(THE REQUEST) Copy all the entries below exactly, but not the pictures.

───── DATA ENTRIES ─────

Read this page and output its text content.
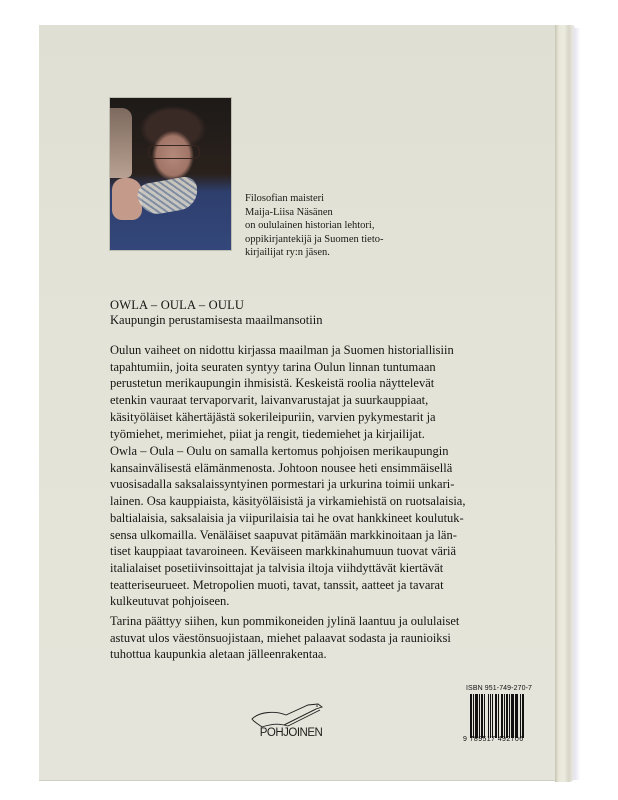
Filosofian maisteri
Maija-Liisa Näsänen
on oululainen historian lehtori,
oppikirjantekijä ja Suomen tieto-
kirjailijat ry:n jäsen.
OWLA – OULA – OULU
Kaupungin perustamisesta maailmansotiin
Oulun vaiheet on nidottu kirjassa maailman ja Suomen historiallisiin
tapahtumiin, joita seuraten syntyy tarina Oulun linnan tuntumaan
perustetun merikaupungin ihmisistä. Keskeistä roolia näyttelevät
etenkin vauraat tervaporvarit, laivanvarustajat ja suurkauppiaat,
käsityöläiset kähertäjästä sokerileipuriin, varvien pykymestarit ja
työmiehet, merimiehet, piiat ja rengit, tiedemiehet ja kirjailijat.
Owla – Oula – Oulu on samalla kertomus pohjoisen merikaupungin
kansainvälisestä elämänmenosta. Johtoon nousee heti ensimmäisellä
vuosisadalla saksalaissyntyinen pormestari ja urkurina toimii unkari-
lainen. Osa kauppiaista, käsityöläisistä ja virkamiehistä on ruotsalaisia,
baltialaisia, saksalaisia ja viipurilaisia tai he ovat hankkineet koulutuk-
sensa ulkomailla. Venäläiset saapuvat pitämään markkinoitaan ja län-
tiset kauppiaat tavaroineen. Keväiseen markkinahumuun tuovat väriä
italialaiset posetiivinsoittajat ja talvisia iltoja viihdyttävät kiertävät
teatteriseurueet. Metropolien muoti, tavat, tanssit, aatteet ja tavarat
kulkeutuvat pohjoiseen.
Tarina päättyy siihen, kun pommikoneiden jylinä laantuu ja oululaiset
astuvat ulos väestönsuojistaan, miehet palaavat sodasta ja raunioiksi
tuhottua kaupunkia aletaan jälleenrakentaa.
POHJOINEN
ISBN 951-749-270-7
9 789517 492706
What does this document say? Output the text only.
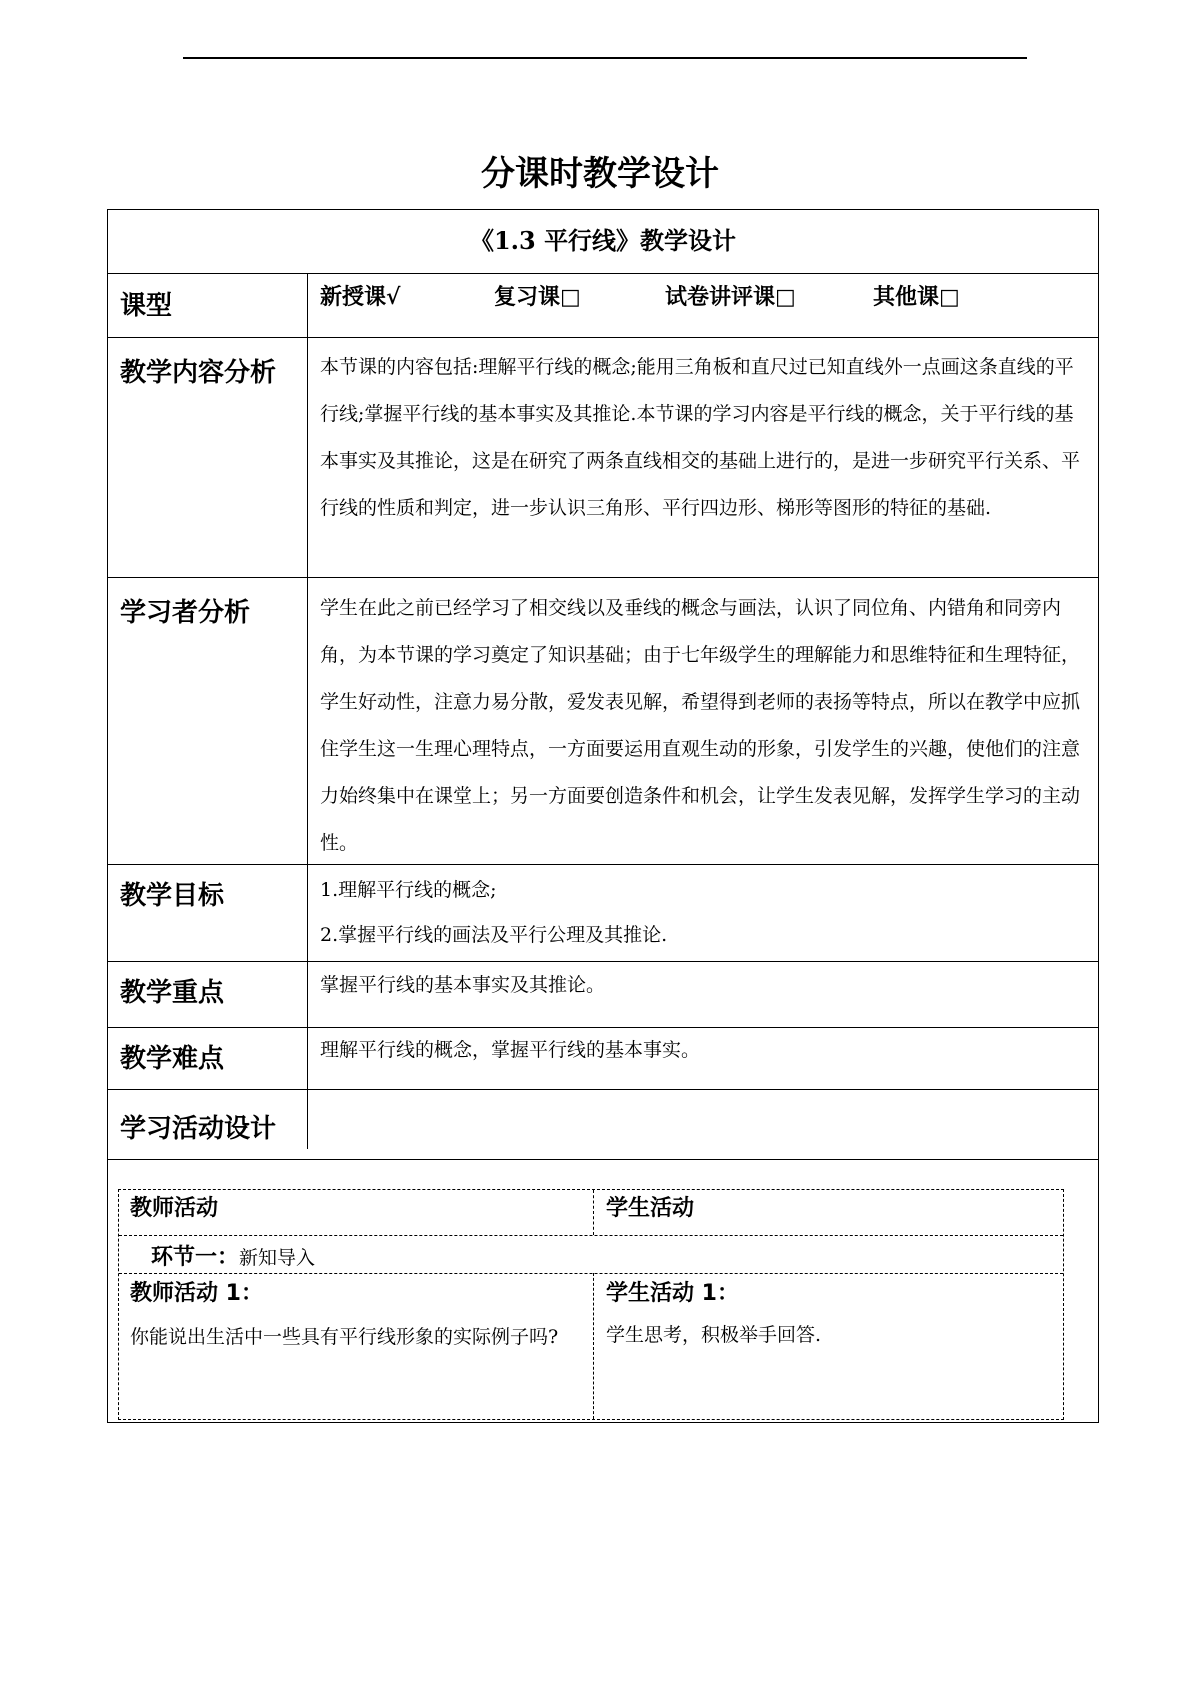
分课时教学设计
《1.3 平行线》教学设计
课型	新授课√	复习课□	试卷讲评课□	其他课□
教学内容分析 本节课的内容包括:理解平行线的概念;能用三角板和直尺过已知直线外一点画这条直线的平行线;掌握平行线的基本事实及其推论.本节课的学习内容是平行线的概念，关于平行线的基本事实及其推论，这是在研究了两条直线相交的基础上进行的，是进一步研究平行关系、平行线的性质和判定，进一步认识三角形、平行四边形、梯形等图形的特征的基础.
学习者分析	学生在此之前已经学习了相交线以及垂线的概念与画法，认识了同位角、内错角和同旁内角，为本节课的学习奠定了知识基础；由于七年级学生的理解能力和思维特征和生理特征，学生好动性，注意力易分散，爱发表见解，希望得到老师的表扬等特点，所以在教学中应抓住学生这一生理心理特点，一方面要运用直观生动的形象，引发学生的兴趣，使他们的注意力始终集中在课堂上；另一方面要创造条件和机会，让学生发表见解，发挥学生学习的主动性。
教学目标	1.理解平行线的概念;
2.掌握平行线的画法及平行公理及其推论.
教学重点	掌握平行线的基本事实及其推论。
教学难点	理解平行线的概念，掌握平行线的基本事实。
学习活动设计
教师活动	学生活动
环节一：新知导入
教师活动 1：
你能说出生活中一些具有平行线形象的实际例子吗?
学生活动 1：
学生思考，积极举手回答.
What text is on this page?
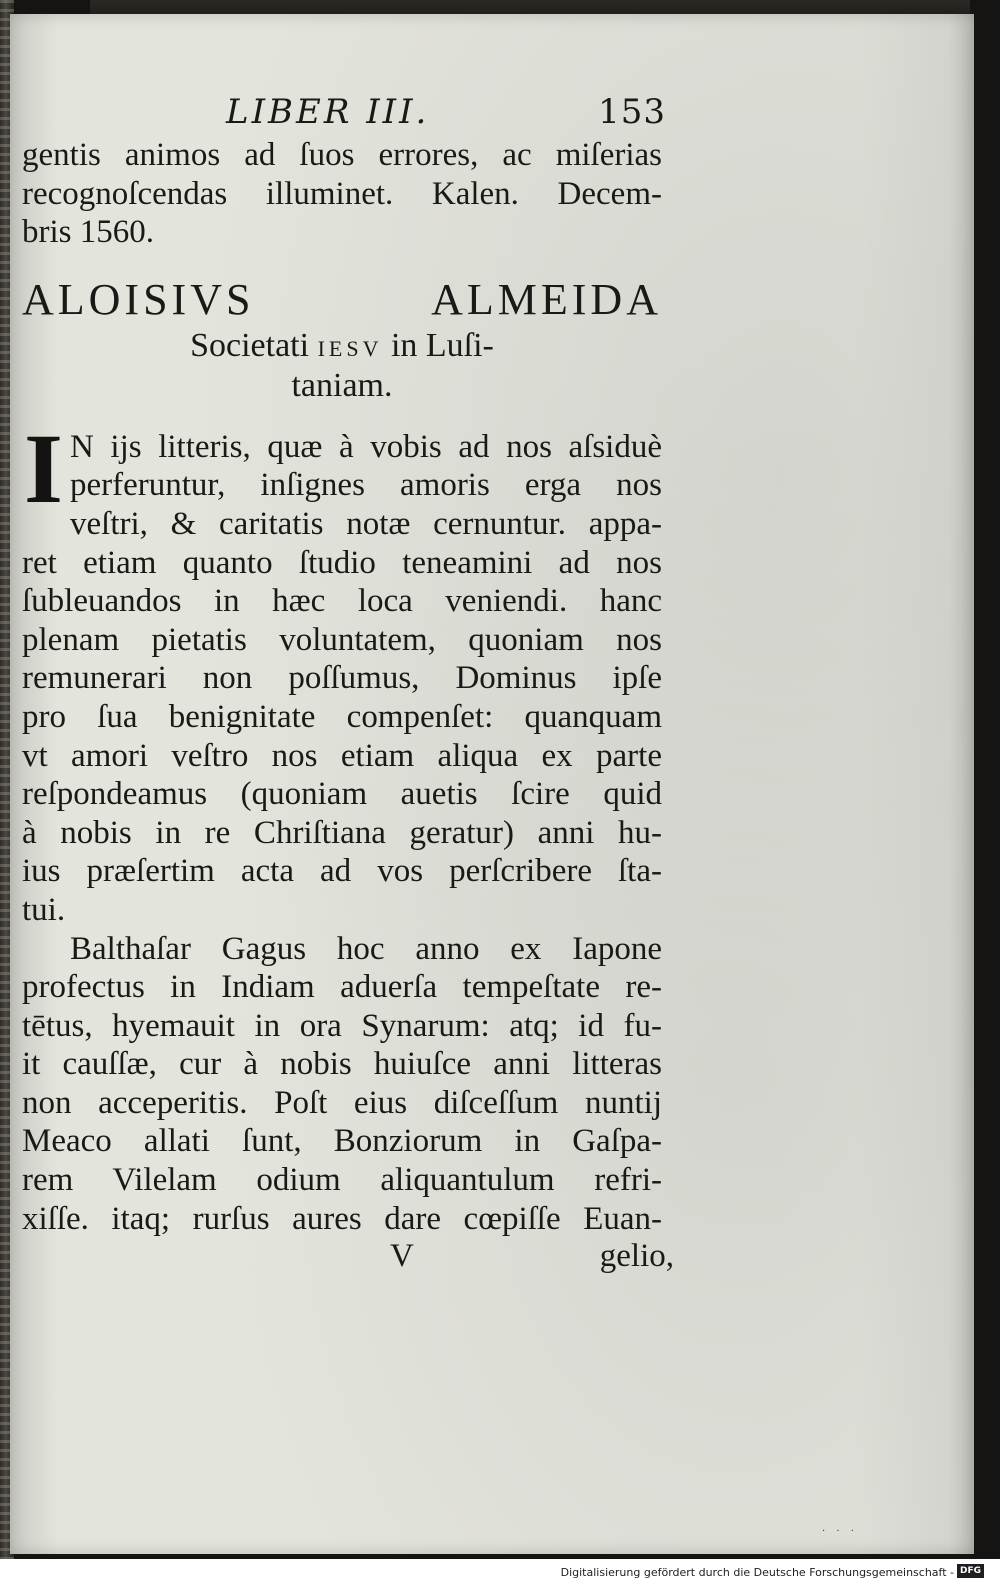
LIBER III.	153
gentis animos ad ſuos errores, ac miſerias
recognoſcendas illuminet. Kalen. Decem-
bris 1560.
ALOISIVS ALMEIDA
Societati IESV in Luſi-
taniam.
I N ijs litteris, quæ à vobis ad nos aſsiduè
perferuntur, inſignes amoris erga nos
veſtri, & caritatis notæ cernuntur. appa-
ret etiam quanto ſtudio teneamini ad nos
ſubleuandos in hæc loca veniendi. hanc
plenam pietatis voluntatem, quoniam nos
remunerari non poſſumus, Dominus ipſe
pro ſua benignitate compenſet: quanquam
vt amori veſtro nos etiam aliqua ex parte
reſpondeamus (quoniam auetis ſcire quid
à nobis in re Chriſtiana geratur) anni hu-
ius præſertim acta ad vos perſcribere ſta-
tui.
Balthaſar Gagus hoc anno ex Iapone
profectus in Indiam aduerſa tempeſtate re-
tētus, hyemauit in ora Synarum: atq; id fu-
it cauſſæ, cur à nobis huiuſce anni litteras
non acceperitis. Poſt eius diſceſſum nuntij
Meaco allati ſunt, Bonziorum in Gaſpa-
rem Vilelam odium aliquantulum refri-
xiſſe. itaq; rurſus aures dare cœpiſſe Euan-
V	gelio,
· · ·
Digitalisierung gefördert durch die Deutsche Forschungsgemeinschaft - DFG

─────

(PROBLEM SOLUTION)
Read this page and output its text content.
Filosofian maisteri
Maija-Liisa Näsänen
on oululainen historian lehtori,
oppikirjantekijä ja Suomen tieto-
kirjailijat ry:n jäsen.
OWLA – OULA – OULU
Kaupungin perustamisesta maailmansotiin
Oulun vaiheet on nidottu kirjassa maailman ja Suomen historiallisiin
tapahtumiin, joita seuraten syntyy tarina Oulun linnan tuntumaan
perustetun merikaupungin ihmisistä. Keskeistä roolia näyttelevät
etenkin vauraat tervaporvarit, laivanvarustajat ja suurkauppiaat,
käsityöläiset kähertäjästä sokerileipuriin, varvien pykymestarit ja
työmiehet, merimiehet, piiat ja rengit, tiedemiehet ja kirjailijat.
Owla – Oula – Oulu on samalla kertomus pohjoisen merikaupungin
kansainvälisestä elämänmenosta. Johtoon nousee heti ensimmäisellä
vuosisadalla saksalaissyntyinen pormestari ja urkurina toimii unkari-
lainen. Osa kauppiaista, käsityöläisistä ja virkamiehistä on ruotsalaisia,
baltialaisia, saksalaisia ja viipurilaisia tai he ovat hankkineet koulutuk-
sensa ulkomailla. Venäläiset saapuvat pitämään markkinoitaan ja län-
tiset kauppiaat tavaroineen. Keväiseen markkinahumuun tuovat väriä
italialaiset posetiivinsoittajat ja talvisia iltoja viihdyttävät kiertävät
teatteriseurueet. Metropolien muoti, tavat, tanssit, aatteet ja tavarat
kulkeutuvat pohjoiseen.
Tarina päättyy siihen, kun pommikoneiden jylinä laantuu ja oululaiset
astuvat ulos väestönsuojistaan, miehet palaavat sodasta ja raunioiksi
tuhottua kaupunkia aletaan jälleenrakentaa.
POHJOINEN
ISBN 951-749-270-7
9 789517 492706
What does this document say? Output the text only.
分课时教学设计
《1.3 平行线》教学设计
课型	新授课√	复习课□	试卷讲评课□	其他课□
教学内容分析 本节课的内容包括:理解平行线的概念;能用三角板和直尺过已知直线外一点画这条直线的平行线;掌握平行线的基本事实及其推论.本节课的学习内容是平行线的概念，关于平行线的基本事实及其推论，这是在研究了两条直线相交的基础上进行的，是进一步研究平行关系、平行线的性质和判定，进一步认识三角形、平行四边形、梯形等图形的特征的基础.
学习者分析	学生在此之前已经学习了相交线以及垂线的概念与画法，认识了同位角、内错角和同旁内角，为本节课的学习奠定了知识基础；由于七年级学生的理解能力和思维特征和生理特征，学生好动性，注意力易分散，爱发表见解，希望得到老师的表扬等特点，所以在教学中应抓住学生这一生理心理特点，一方面要运用直观生动的形象，引发学生的兴趣，使他们的注意力始终集中在课堂上；另一方面要创造条件和机会，让学生发表见解，发挥学生学习的主动性。
教学目标	1.理解平行线的概念;
2.掌握平行线的画法及平行公理及其推论.
教学重点	掌握平行线的基本事实及其推论。
教学难点	理解平行线的概念，掌握平行线的基本事实。
学习活动设计
教师活动	学生活动
环节一：新知导入
教师活动 1：
你能说出生活中一些具有平行线形象的实际例子吗?
学生活动 1：
学生思考，积极举手回答.
What text is on this page?
LIBER III.	153
gentis animos ad ſuos errores, ac miſerias
recognoſcendas illuminet. Kalen. Decem-
bris 1560.
ALOISIVS ALMEIDA
Societati IESV in Luſi-
taniam.
I N ijs litteris, quæ à vobis ad nos aſsiduè
perferuntur, inſignes amoris erga nos
veſtri, & caritatis notæ cernuntur. appa-
ret etiam quanto ſtudio teneamini ad nos
ſubleuandos in hæc loca veniendi. hanc
plenam pietatis voluntatem, quoniam nos
remunerari non poſſumus, Dominus ipſe
pro ſua benignitate compenſet: quanquam
vt amori veſtro nos etiam aliqua ex parte
reſpondeamus (quoniam auetis ſcire quid
à nobis in re Chriſtiana geratur) anni hu-
ius præſertim acta ad vos perſcribere ſta-
tui.
Balthaſar Gagus hoc anno ex Iapone
profectus in Indiam aduerſa tempeſtate re-
tētus, hyemauit in ora Synarum: atq; id fu-
it cauſſæ, cur à nobis huiuſce anni litteras
non acceperitis. Poſt eius diſceſſum nuntij
Meaco allati ſunt, Bonziorum in Gaſpa-
rem Vilelam odium aliquantulum refri-
xiſſe. itaq; rurſus aures dare cœpiſſe Euan-
V	gelio,
· · ·
Digitalisierung gefördert durch die Deutsche Forschungsgemeinschaft - DFG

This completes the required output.